*** Records to process ***

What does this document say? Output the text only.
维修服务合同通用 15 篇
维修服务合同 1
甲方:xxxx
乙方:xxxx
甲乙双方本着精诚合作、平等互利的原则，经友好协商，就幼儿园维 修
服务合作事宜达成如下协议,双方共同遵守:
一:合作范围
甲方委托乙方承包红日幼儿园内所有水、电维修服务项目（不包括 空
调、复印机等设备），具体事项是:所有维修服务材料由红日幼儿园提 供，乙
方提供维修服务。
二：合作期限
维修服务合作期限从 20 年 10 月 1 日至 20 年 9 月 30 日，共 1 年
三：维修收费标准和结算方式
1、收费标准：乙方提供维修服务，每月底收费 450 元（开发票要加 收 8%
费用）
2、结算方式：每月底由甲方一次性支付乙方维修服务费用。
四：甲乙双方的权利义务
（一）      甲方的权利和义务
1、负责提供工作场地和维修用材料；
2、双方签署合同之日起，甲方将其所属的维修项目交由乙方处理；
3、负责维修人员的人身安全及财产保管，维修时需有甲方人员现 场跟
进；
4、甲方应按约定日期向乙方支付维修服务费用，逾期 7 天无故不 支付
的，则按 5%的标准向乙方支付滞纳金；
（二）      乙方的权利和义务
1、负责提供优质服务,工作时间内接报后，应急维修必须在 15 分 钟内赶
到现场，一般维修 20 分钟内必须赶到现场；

***

__Exercise requirements__: Quote all the records. Keep every word exact.

__Exercise answer__:
What does this document say? Output the text only.
维修服务合同通用 15 篇
维修服务合同 1
甲方:xxxx
乙方:xxxx
甲乙双方本着精诚合作、平等互利的原则，经友好协商，就幼儿园维 修
服务合作事宜达成如下协议,双方共同遵守:
一:合作范围
甲方委托乙方承包红日幼儿园内所有水、电维修服务项目（不包括 空
调、复印机等设备），具体事项是:所有维修服务材料由红日幼儿园提 供，乙
方提供维修服务。
二：合作期限
维修服务合作期限从 20 年 10 月 1 日至 20 年 9 月 30 日，共 1 年
三：维修收费标准和结算方式
1、收费标准：乙方提供维修服务，每月底收费 450 元（开发票要加 收 8%
费用）
2、结算方式：每月底由甲方一次性支付乙方维修服务费用。
四：甲乙双方的权利义务
（一）      甲方的权利和义务
1、负责提供工作场地和维修用材料；
2、双方签署合同之日起，甲方将其所属的维修项目交由乙方处理；
3、负责维修人员的人身安全及财产保管，维修时需有甲方人员现 场跟
进；
4、甲方应按约定日期向乙方支付维修服务费用，逾期 7 天无故不 支付
的，则按 5%的标准向乙方支付滞纳金；
（二）      乙方的权利和义务
1、负责提供优质服务,工作时间内接报后，应急维修必须在 15 分 钟内赶
到现场，一般维修 20 分钟内必须赶到现场；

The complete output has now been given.